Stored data
☆ ☆ ☆ ☆ ☆ ☆ ☆

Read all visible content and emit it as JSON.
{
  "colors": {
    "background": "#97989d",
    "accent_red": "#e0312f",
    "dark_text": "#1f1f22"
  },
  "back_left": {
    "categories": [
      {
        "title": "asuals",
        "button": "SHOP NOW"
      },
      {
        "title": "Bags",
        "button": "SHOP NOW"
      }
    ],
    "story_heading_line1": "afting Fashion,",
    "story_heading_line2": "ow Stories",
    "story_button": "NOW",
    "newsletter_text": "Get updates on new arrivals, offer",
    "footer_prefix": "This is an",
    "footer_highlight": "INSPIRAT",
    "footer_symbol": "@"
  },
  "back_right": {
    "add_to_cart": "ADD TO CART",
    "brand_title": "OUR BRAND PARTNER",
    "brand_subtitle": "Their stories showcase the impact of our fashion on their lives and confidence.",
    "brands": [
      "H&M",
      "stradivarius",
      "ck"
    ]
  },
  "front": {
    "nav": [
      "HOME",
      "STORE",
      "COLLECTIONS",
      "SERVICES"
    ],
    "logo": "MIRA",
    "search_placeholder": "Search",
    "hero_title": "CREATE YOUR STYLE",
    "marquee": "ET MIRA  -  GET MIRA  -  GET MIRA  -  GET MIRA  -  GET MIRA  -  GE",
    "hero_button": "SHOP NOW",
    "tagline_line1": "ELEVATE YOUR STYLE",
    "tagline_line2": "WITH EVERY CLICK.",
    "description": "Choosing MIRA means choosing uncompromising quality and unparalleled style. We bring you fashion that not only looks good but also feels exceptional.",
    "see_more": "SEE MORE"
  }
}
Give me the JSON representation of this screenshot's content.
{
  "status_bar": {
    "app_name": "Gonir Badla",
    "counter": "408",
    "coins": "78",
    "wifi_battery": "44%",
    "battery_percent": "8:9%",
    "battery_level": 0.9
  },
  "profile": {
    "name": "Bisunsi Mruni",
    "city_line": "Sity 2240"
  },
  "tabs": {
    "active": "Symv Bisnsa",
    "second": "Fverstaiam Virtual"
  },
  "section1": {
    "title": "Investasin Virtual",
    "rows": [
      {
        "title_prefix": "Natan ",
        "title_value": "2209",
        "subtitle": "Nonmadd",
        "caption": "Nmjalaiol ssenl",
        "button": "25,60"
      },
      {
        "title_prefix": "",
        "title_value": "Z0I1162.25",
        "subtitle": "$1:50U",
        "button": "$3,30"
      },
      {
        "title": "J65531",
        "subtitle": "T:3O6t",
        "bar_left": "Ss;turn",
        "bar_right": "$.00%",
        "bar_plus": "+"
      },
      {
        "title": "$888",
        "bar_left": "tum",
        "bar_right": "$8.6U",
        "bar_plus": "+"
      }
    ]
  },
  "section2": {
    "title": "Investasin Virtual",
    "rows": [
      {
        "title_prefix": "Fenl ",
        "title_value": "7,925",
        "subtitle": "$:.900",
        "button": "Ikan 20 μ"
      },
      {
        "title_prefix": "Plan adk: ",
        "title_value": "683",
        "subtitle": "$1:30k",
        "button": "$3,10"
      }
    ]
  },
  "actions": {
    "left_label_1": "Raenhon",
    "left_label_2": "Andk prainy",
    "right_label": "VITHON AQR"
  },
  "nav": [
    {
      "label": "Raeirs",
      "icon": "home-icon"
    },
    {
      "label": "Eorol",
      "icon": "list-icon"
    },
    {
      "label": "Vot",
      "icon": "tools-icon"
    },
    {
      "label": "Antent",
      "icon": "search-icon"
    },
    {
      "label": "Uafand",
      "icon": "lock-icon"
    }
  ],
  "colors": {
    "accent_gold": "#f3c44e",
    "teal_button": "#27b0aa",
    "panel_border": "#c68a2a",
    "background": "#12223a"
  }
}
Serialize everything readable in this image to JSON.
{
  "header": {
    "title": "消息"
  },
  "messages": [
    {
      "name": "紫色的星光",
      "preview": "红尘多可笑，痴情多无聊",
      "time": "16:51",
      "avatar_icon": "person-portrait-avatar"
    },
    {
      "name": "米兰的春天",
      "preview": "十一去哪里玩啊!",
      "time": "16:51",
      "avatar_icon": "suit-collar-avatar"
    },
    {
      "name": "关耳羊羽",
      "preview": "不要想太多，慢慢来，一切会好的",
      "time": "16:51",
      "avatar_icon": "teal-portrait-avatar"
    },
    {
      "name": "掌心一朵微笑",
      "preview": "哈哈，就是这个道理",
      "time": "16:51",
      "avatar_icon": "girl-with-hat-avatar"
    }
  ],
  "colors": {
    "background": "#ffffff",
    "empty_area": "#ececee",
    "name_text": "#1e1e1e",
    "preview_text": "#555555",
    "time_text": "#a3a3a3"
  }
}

☆ ☆ ☆ ☆ ☆ ☆ ☆

• [GIVEN REQUEST]:
Please restate the data word for word, every record included.

• [ANSWER TO THIS EXERCISE]:
Read all visible content and emit it as JSON.
{
  "colors": {
    "background": "#97989d",
    "accent_red": "#e0312f",
    "dark_text": "#1f1f22"
  },
  "back_left": {
    "categories": [
      {
        "title": "asuals",
        "button": "SHOP NOW"
      },
      {
        "title": "Bags",
        "button": "SHOP NOW"
      }
    ],
    "story_heading_line1": "afting Fashion,",
    "story_heading_line2": "ow Stories",
    "story_button": "NOW",
    "newsletter_text": "Get updates on new arrivals, offer",
    "footer_prefix": "This is an",
    "footer_highlight": "INSPIRAT",
    "footer_symbol": "@"
  },
  "back_right": {
    "add_to_cart": "ADD TO CART",
    "brand_title": "OUR BRAND PARTNER",
    "brand_subtitle": "Their stories showcase the impact of our fashion on their lives and confidence.",
    "brands": [
      "H&M",
      "stradivarius",
      "ck"
    ]
  },
  "front": {
    "nav": [
      "HOME",
      "STORE",
      "COLLECTIONS",
      "SERVICES"
    ],
    "logo": "MIRA",
    "search_placeholder": "Search",
    "hero_title": "CREATE YOUR STYLE",
    "marquee": "ET MIRA  -  GET MIRA  -  GET MIRA  -  GET MIRA  -  GET MIRA  -  GE",
    "hero_button": "SHOP NOW",
    "tagline_line1": "ELEVATE YOUR STYLE",
    "tagline_line2": "WITH EVERY CLICK.",
    "description": "Choosing MIRA means choosing uncompromising quality and unparalleled style. We bring you fashion that not only looks good but also feels exceptional.",
    "see_more": "SEE MORE"
  }
}
Give me the JSON representation of this screenshot's content.
{
  "status_bar": {
    "app_name": "Gonir Badla",
    "counter": "408",
    "coins": "78",
    "wifi_battery": "44%",
    "battery_percent": "8:9%",
    "battery_level": 0.9
  },
  "profile": {
    "name": "Bisunsi Mruni",
    "city_line": "Sity 2240"
  },
  "tabs": {
    "active": "Symv Bisnsa",
    "second": "Fverstaiam Virtual"
  },
  "section1": {
    "title": "Investasin Virtual",
    "rows": [
      {
        "title_prefix": "Natan ",
        "title_value": "2209",
        "subtitle": "Nonmadd",
        "caption": "Nmjalaiol ssenl",
        "button": "25,60"
      },
      {
        "title_prefix": "",
        "title_value": "Z0I1162.25",
        "subtitle": "$1:50U",
        "button": "$3,30"
      },
      {
        "title": "J65531",
        "subtitle": "T:3O6t",
        "bar_left": "Ss;turn",
        "bar_right": "$.00%",
        "bar_plus": "+"
      },
      {
        "title": "$888",
        "bar_left": "tum",
        "bar_right": "$8.6U",
        "bar_plus": "+"
      }
    ]
  },
  "section2": {
    "title": "Investasin Virtual",
    "rows": [
      {
        "title_prefix": "Fenl ",
        "title_value": "7,925",
        "subtitle": "$:.900",
        "button": "Ikan 20 μ"
      },
      {
        "title_prefix": "Plan adk: ",
        "title_value": "683",
        "subtitle": "$1:30k",
        "button": "$3,10"
      }
    ]
  },
  "actions": {
    "left_label_1": "Raenhon",
    "left_label_2": "Andk prainy",
    "right_label": "VITHON AQR"
  },
  "nav": [
    {
      "label": "Raeirs",
      "icon": "home-icon"
    },
    {
      "label": "Eorol",
      "icon": "list-icon"
    },
    {
      "label": "Vot",
      "icon": "tools-icon"
    },
    {
      "label": "Antent",
      "icon": "search-icon"
    },
    {
      "label": "Uafand",
      "icon": "lock-icon"
    }
  ],
  "colors": {
    "accent_gold": "#f3c44e",
    "teal_button": "#27b0aa",
    "panel_border": "#c68a2a",
    "background": "#12223a"
  }
}
Serialize everything readable in this image to JSON.
{
  "header": {
    "title": "消息"
  },
  "messages": [
    {
      "name": "紫色的星光",
      "preview": "红尘多可笑，痴情多无聊",
      "time": "16:51",
      "avatar_icon": "person-portrait-avatar"
    },
    {
      "name": "米兰的春天",
      "preview": "十一去哪里玩啊!",
      "time": "16:51",
      "avatar_icon": "suit-collar-avatar"
    },
    {
      "name": "关耳羊羽",
      "preview": "不要想太多，慢慢来，一切会好的",
      "time": "16:51",
      "avatar_icon": "teal-portrait-avatar"
    },
    {
      "name": "掌心一朵微笑",
      "preview": "哈哈，就是这个道理",
      "time": "16:51",
      "avatar_icon": "girl-with-hat-avatar"
    }
  ],
  "colors": {
    "background": "#ffffff",
    "empty_area": "#ececee",
    "name_text": "#1e1e1e",
    "preview_text": "#555555",
    "time_text": "#a3a3a3"
  }
}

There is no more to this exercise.